▶ **GIVEN PROBLEM**:
Omit images. Retype all entries verbatim.

— Start of STORED RECORDS —

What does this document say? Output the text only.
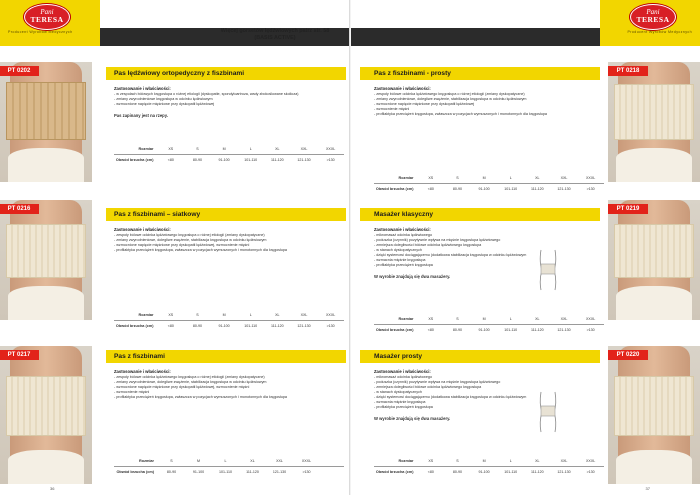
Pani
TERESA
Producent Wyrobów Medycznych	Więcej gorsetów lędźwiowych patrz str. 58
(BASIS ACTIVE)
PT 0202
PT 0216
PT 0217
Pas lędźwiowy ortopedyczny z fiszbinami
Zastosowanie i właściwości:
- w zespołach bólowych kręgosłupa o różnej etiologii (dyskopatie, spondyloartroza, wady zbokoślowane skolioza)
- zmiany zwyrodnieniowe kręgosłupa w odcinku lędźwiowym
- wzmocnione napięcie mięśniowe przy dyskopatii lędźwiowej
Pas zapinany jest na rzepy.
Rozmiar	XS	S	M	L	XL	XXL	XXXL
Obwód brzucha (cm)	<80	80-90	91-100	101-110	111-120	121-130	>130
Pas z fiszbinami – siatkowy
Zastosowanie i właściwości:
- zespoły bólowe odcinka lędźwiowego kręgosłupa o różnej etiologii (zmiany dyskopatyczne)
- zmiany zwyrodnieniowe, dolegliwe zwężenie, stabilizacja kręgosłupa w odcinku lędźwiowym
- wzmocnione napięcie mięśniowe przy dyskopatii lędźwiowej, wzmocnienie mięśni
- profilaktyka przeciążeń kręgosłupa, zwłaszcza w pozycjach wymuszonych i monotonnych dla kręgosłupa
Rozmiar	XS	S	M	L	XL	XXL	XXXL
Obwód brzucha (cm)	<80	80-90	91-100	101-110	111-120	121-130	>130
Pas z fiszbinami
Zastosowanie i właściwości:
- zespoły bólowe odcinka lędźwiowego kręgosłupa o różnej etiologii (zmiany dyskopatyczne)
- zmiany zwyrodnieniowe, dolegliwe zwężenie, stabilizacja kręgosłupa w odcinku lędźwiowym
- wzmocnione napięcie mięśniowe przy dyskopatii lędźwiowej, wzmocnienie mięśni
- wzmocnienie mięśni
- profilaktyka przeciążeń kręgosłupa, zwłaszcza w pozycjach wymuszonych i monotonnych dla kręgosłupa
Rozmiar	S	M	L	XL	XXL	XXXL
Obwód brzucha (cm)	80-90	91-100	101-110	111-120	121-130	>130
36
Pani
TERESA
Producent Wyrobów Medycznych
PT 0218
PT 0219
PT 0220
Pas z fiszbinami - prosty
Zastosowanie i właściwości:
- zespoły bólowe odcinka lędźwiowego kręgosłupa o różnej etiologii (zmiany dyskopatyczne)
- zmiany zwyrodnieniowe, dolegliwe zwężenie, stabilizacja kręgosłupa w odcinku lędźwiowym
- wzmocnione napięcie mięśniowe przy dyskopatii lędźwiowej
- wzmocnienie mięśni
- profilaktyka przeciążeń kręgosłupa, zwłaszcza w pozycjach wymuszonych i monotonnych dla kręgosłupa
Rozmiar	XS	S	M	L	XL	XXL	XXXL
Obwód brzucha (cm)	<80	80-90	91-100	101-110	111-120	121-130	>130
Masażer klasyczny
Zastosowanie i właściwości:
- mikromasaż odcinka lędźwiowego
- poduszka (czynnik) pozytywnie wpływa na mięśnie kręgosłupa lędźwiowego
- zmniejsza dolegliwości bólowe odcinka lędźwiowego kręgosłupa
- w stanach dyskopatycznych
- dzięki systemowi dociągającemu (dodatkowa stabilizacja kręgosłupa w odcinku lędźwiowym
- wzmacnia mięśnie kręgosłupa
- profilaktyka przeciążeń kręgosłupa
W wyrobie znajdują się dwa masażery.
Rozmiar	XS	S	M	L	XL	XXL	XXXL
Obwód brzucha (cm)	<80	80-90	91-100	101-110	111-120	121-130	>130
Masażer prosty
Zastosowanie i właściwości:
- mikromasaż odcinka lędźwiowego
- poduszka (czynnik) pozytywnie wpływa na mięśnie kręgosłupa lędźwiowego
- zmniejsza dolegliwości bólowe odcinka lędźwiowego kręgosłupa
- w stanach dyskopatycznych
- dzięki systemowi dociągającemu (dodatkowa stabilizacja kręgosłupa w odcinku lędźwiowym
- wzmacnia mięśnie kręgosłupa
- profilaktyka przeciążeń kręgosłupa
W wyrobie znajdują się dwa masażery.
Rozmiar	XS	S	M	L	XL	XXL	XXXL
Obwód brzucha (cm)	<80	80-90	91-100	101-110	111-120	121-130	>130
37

— End of STORED RECORDS —

▶ **RESPONSE FOR THIS EXERCISE**:
What does this document say? Output the text only.
Pani
TERESA
Producent Wyrobów Medycznych	Więcej gorsetów lędźwiowych patrz str. 58
(BASIS ACTIVE)
PT 0202
PT 0216
PT 0217
Pas lędźwiowy ortopedyczny z fiszbinami
Zastosowanie i właściwości:
- w zespołach bólowych kręgosłupa o różnej etiologii (dyskopatie, spondyloartroza, wady zbokoślowane skolioza)
- zmiany zwyrodnieniowe kręgosłupa w odcinku lędźwiowym
- wzmocnione napięcie mięśniowe przy dyskopatii lędźwiowej
Pas zapinany jest na rzepy.
Rozmiar	XS	S	M	L	XL	XXL	XXXL
Obwód brzucha (cm)	<80	80-90	91-100	101-110	111-120	121-130	>130
Pas z fiszbinami – siatkowy
Zastosowanie i właściwości:
- zespoły bólowe odcinka lędźwiowego kręgosłupa o różnej etiologii (zmiany dyskopatyczne)
- zmiany zwyrodnieniowe, dolegliwe zwężenie, stabilizacja kręgosłupa w odcinku lędźwiowym
- wzmocnione napięcie mięśniowe przy dyskopatii lędźwiowej, wzmocnienie mięśni
- profilaktyka przeciążeń kręgosłupa, zwłaszcza w pozycjach wymuszonych i monotonnych dla kręgosłupa
Rozmiar	XS	S	M	L	XL	XXL	XXXL
Obwód brzucha (cm)	<80	80-90	91-100	101-110	111-120	121-130	>130
Pas z fiszbinami
Zastosowanie i właściwości:
- zespoły bólowe odcinka lędźwiowego kręgosłupa o różnej etiologii (zmiany dyskopatyczne)
- zmiany zwyrodnieniowe, dolegliwe zwężenie, stabilizacja kręgosłupa w odcinku lędźwiowym
- wzmocnione napięcie mięśniowe przy dyskopatii lędźwiowej, wzmocnienie mięśni
- wzmocnienie mięśni
- profilaktyka przeciążeń kręgosłupa, zwłaszcza w pozycjach wymuszonych i monotonnych dla kręgosłupa
Rozmiar	S	M	L	XL	XXL	XXXL
Obwód brzucha (cm)	80-90	91-100	101-110	111-120	121-130	>130
36
Pani
TERESA
Producent Wyrobów Medycznych
PT 0218
PT 0219
PT 0220
Pas z fiszbinami - prosty
Zastosowanie i właściwości:
- zespoły bólowe odcinka lędźwiowego kręgosłupa o różnej etiologii (zmiany dyskopatyczne)
- zmiany zwyrodnieniowe, dolegliwe zwężenie, stabilizacja kręgosłupa w odcinku lędźwiowym
- wzmocnione napięcie mięśniowe przy dyskopatii lędźwiowej
- wzmocnienie mięśni
- profilaktyka przeciążeń kręgosłupa, zwłaszcza w pozycjach wymuszonych i monotonnych dla kręgosłupa
Rozmiar	XS	S	M	L	XL	XXL	XXXL
Obwód brzucha (cm)	<80	80-90	91-100	101-110	111-120	121-130	>130
Masażer klasyczny
Zastosowanie i właściwości:
- mikromasaż odcinka lędźwiowego
- poduszka (czynnik) pozytywnie wpływa na mięśnie kręgosłupa lędźwiowego
- zmniejsza dolegliwości bólowe odcinka lędźwiowego kręgosłupa
- w stanach dyskopatycznych
- dzięki systemowi dociągającemu (dodatkowa stabilizacja kręgosłupa w odcinku lędźwiowym
- wzmacnia mięśnie kręgosłupa
- profilaktyka przeciążeń kręgosłupa
W wyrobie znajdują się dwa masażery.
Rozmiar	XS	S	M	L	XL	XXL	XXXL
Obwód brzucha (cm)	<80	80-90	91-100	101-110	111-120	121-130	>130
Masażer prosty
Zastosowanie i właściwości:
- mikromasaż odcinka lędźwiowego
- poduszka (czynnik) pozytywnie wpływa na mięśnie kręgosłupa lędźwiowego
- zmniejsza dolegliwości bólowe odcinka lędźwiowego kręgosłupa
- w stanach dyskopatycznych
- dzięki systemowi dociągającemu (dodatkowa stabilizacja kręgosłupa w odcinku lędźwiowym
- wzmacnia mięśnie kręgosłupa
- profilaktyka przeciążeń kręgosłupa
W wyrobie znajdują się dwa masażery.
Rozmiar	XS	S	M	L	XL	XXL	XXXL
Obwód brzucha (cm)	<80	80-90	91-100	101-110	111-120	121-130	>130
37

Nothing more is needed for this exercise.